— Exercise goal —
Extract from the listing each line in which the word "Shift" appears.

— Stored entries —

_ _ _

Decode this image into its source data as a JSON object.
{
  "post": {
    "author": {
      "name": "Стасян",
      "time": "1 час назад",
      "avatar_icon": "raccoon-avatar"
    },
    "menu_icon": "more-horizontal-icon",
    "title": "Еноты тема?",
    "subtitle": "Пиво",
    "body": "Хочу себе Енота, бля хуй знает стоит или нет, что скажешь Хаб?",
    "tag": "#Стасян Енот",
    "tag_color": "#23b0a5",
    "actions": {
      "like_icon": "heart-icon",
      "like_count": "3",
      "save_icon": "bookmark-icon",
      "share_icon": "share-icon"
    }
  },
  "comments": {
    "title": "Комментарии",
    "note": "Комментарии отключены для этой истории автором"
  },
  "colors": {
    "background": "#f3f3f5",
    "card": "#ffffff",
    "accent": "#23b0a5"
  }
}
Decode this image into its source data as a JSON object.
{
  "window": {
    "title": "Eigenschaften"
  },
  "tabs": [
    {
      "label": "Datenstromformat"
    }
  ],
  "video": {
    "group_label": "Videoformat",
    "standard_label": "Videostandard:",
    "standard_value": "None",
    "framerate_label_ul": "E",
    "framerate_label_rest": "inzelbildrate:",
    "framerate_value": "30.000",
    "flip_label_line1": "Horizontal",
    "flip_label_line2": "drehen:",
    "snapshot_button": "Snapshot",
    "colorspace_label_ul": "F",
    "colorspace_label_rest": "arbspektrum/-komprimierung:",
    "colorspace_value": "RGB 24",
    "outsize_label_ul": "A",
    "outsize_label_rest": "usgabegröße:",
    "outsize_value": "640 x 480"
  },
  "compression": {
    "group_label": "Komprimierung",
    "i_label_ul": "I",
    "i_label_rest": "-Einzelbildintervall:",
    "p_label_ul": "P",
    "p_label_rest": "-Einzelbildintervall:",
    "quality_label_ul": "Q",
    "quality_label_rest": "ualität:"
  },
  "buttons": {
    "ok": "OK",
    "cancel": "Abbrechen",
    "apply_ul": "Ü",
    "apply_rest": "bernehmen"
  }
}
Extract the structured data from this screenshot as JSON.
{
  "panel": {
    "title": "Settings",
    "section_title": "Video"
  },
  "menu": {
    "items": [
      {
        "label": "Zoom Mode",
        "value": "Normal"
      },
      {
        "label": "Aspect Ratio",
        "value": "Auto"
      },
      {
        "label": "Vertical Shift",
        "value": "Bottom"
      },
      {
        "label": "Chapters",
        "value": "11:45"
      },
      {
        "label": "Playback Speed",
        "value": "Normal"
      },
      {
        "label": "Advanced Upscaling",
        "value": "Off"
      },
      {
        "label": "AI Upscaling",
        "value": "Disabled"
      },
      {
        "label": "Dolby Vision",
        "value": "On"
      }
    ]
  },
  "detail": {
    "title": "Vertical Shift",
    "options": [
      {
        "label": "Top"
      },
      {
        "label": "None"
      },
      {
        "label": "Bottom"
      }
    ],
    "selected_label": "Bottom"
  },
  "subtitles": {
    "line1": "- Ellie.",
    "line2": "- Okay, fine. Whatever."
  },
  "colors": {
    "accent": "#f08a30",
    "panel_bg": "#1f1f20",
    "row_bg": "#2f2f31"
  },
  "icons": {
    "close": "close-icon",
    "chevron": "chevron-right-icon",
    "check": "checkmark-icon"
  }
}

_ _ _

— Task output —
        "label": "Vertical Shift",
    "title": "Vertical Shift",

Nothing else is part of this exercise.